Description of the task
Provide an exact reproduction of every entry.
::: Provided records :::
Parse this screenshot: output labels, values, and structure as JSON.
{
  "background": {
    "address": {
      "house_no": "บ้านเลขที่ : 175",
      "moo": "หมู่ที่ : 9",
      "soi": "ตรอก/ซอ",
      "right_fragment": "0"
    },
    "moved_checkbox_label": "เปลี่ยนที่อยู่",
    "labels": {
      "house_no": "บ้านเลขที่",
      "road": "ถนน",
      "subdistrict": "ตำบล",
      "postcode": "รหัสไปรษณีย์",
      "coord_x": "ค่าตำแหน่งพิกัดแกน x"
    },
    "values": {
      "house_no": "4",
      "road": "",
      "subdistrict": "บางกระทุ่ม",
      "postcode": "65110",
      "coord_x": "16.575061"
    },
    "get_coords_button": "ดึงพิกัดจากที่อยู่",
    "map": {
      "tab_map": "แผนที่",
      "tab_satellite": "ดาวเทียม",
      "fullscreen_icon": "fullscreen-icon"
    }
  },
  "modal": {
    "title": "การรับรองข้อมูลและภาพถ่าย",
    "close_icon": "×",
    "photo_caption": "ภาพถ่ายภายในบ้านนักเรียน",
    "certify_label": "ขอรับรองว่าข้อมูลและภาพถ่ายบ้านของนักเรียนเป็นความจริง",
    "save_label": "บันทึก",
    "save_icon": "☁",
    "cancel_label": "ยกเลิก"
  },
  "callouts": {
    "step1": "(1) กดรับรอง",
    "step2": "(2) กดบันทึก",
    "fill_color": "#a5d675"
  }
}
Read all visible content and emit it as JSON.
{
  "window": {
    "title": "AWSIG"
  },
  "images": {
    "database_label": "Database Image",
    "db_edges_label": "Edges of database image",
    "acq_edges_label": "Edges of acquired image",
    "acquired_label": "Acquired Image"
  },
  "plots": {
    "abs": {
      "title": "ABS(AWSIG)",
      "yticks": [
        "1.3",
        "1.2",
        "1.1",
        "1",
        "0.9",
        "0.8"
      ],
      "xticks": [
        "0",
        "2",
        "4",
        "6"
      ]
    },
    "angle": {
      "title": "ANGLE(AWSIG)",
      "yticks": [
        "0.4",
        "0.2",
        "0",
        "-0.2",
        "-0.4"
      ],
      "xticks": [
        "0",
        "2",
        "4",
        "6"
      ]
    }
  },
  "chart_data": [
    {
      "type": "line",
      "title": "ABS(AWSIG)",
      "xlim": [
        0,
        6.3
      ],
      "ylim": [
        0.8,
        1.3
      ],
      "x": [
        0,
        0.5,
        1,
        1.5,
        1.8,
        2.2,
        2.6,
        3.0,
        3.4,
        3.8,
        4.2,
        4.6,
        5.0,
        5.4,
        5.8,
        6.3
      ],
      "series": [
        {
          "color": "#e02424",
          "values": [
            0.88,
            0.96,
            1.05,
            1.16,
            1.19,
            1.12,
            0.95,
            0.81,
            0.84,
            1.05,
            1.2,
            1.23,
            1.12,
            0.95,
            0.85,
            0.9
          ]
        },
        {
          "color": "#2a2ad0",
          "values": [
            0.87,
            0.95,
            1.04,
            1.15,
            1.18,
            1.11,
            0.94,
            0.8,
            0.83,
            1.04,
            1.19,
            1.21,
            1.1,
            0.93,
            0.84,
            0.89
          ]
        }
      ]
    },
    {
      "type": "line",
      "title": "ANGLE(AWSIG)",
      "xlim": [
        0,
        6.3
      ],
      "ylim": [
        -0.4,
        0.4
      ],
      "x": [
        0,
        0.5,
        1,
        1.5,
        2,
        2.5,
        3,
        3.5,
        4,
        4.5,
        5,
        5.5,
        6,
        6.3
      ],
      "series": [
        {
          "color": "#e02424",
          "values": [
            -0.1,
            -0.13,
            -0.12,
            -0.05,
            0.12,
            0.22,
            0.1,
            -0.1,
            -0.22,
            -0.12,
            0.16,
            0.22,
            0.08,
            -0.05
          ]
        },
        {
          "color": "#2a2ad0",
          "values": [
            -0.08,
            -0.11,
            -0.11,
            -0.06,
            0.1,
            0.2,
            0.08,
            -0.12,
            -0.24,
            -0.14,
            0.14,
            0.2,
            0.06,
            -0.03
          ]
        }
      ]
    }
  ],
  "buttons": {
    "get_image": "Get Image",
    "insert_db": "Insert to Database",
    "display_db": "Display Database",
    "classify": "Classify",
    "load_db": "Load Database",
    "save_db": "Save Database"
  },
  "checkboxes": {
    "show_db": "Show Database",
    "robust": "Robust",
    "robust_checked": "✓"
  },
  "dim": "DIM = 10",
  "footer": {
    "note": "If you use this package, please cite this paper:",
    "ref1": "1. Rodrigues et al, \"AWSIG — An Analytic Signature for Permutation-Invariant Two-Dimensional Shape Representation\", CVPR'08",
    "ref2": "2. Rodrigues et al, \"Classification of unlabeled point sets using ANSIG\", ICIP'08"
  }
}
:::
Solution
Parse this screenshot: output labels, values, and structure as JSON.
{
  "background": {
    "address": {
      "house_no": "บ้านเลขที่ : 175",
      "moo": "หมู่ที่ : 9",
      "soi": "ตรอก/ซอ",
      "right_fragment": "0"
    },
    "moved_checkbox_label": "เปลี่ยนที่อยู่",
    "labels": {
      "house_no": "บ้านเลขที่",
      "road": "ถนน",
      "subdistrict": "ตำบล",
      "postcode": "รหัสไปรษณีย์",
      "coord_x": "ค่าตำแหน่งพิกัดแกน x"
    },
    "values": {
      "house_no": "4",
      "road": "",
      "subdistrict": "บางกระทุ่ม",
      "postcode": "65110",
      "coord_x": "16.575061"
    },
    "get_coords_button": "ดึงพิกัดจากที่อยู่",
    "map": {
      "tab_map": "แผนที่",
      "tab_satellite": "ดาวเทียม",
      "fullscreen_icon": "fullscreen-icon"
    }
  },
  "modal": {
    "title": "การรับรองข้อมูลและภาพถ่าย",
    "close_icon": "×",
    "photo_caption": "ภาพถ่ายภายในบ้านนักเรียน",
    "certify_label": "ขอรับรองว่าข้อมูลและภาพถ่ายบ้านของนักเรียนเป็นความจริง",
    "save_label": "บันทึก",
    "save_icon": "☁",
    "cancel_label": "ยกเลิก"
  },
  "callouts": {
    "step1": "(1) กดรับรอง",
    "step2": "(2) กดบันทึก",
    "fill_color": "#a5d675"
  }
}
Read all visible content and emit it as JSON.
{
  "window": {
    "title": "AWSIG"
  },
  "images": {
    "database_label": "Database Image",
    "db_edges_label": "Edges of database image",
    "acq_edges_label": "Edges of acquired image",
    "acquired_label": "Acquired Image"
  },
  "plots": {
    "abs": {
      "title": "ABS(AWSIG)",
      "yticks": [
        "1.3",
        "1.2",
        "1.1",
        "1",
        "0.9",
        "0.8"
      ],
      "xticks": [
        "0",
        "2",
        "4",
        "6"
      ]
    },
    "angle": {
      "title": "ANGLE(AWSIG)",
      "yticks": [
        "0.4",
        "0.2",
        "0",
        "-0.2",
        "-0.4"
      ],
      "xticks": [
        "0",
        "2",
        "4",
        "6"
      ]
    }
  },
  "chart_data": [
    {
      "type": "line",
      "title": "ABS(AWSIG)",
      "xlim": [
        0,
        6.3
      ],
      "ylim": [
        0.8,
        1.3
      ],
      "x": [
        0,
        0.5,
        1,
        1.5,
        1.8,
        2.2,
        2.6,
        3.0,
        3.4,
        3.8,
        4.2,
        4.6,
        5.0,
        5.4,
        5.8,
        6.3
      ],
      "series": [
        {
          "color": "#e02424",
          "values": [
            0.88,
            0.96,
            1.05,
            1.16,
            1.19,
            1.12,
            0.95,
            0.81,
            0.84,
            1.05,
            1.2,
            1.23,
            1.12,
            0.95,
            0.85,
            0.9
          ]
        },
        {
          "color": "#2a2ad0",
          "values": [
            0.87,
            0.95,
            1.04,
            1.15,
            1.18,
            1.11,
            0.94,
            0.8,
            0.83,
            1.04,
            1.19,
            1.21,
            1.1,
            0.93,
            0.84,
            0.89
          ]
        }
      ]
    },
    {
      "type": "line",
      "title": "ANGLE(AWSIG)",
      "xlim": [
        0,
        6.3
      ],
      "ylim": [
        -0.4,
        0.4
      ],
      "x": [
        0,
        0.5,
        1,
        1.5,
        2,
        2.5,
        3,
        3.5,
        4,
        4.5,
        5,
        5.5,
        6,
        6.3
      ],
      "series": [
        {
          "color": "#e02424",
          "values": [
            -0.1,
            -0.13,
            -0.12,
            -0.05,
            0.12,
            0.22,
            0.1,
            -0.1,
            -0.22,
            -0.12,
            0.16,
            0.22,
            0.08,
            -0.05
          ]
        },
        {
          "color": "#2a2ad0",
          "values": [
            -0.08,
            -0.11,
            -0.11,
            -0.06,
            0.1,
            0.2,
            0.08,
            -0.12,
            -0.24,
            -0.14,
            0.14,
            0.2,
            0.06,
            -0.03
          ]
        }
      ]
    }
  ],
  "buttons": {
    "get_image": "Get Image",
    "insert_db": "Insert to Database",
    "display_db": "Display Database",
    "classify": "Classify",
    "load_db": "Load Database",
    "save_db": "Save Database"
  },
  "checkboxes": {
    "show_db": "Show Database",
    "robust": "Robust",
    "robust_checked": "✓"
  },
  "dim": "DIM = 10",
  "footer": {
    "note": "If you use this package, please cite this paper:",
    "ref1": "1. Rodrigues et al, \"AWSIG — An Analytic Signature for Permutation-Invariant Two-Dimensional Shape Representation\", CVPR'08",
    "ref2": "2. Rodrigues et al, \"Classification of unlabeled point sets using ANSIG\", ICIP'08"
  }
}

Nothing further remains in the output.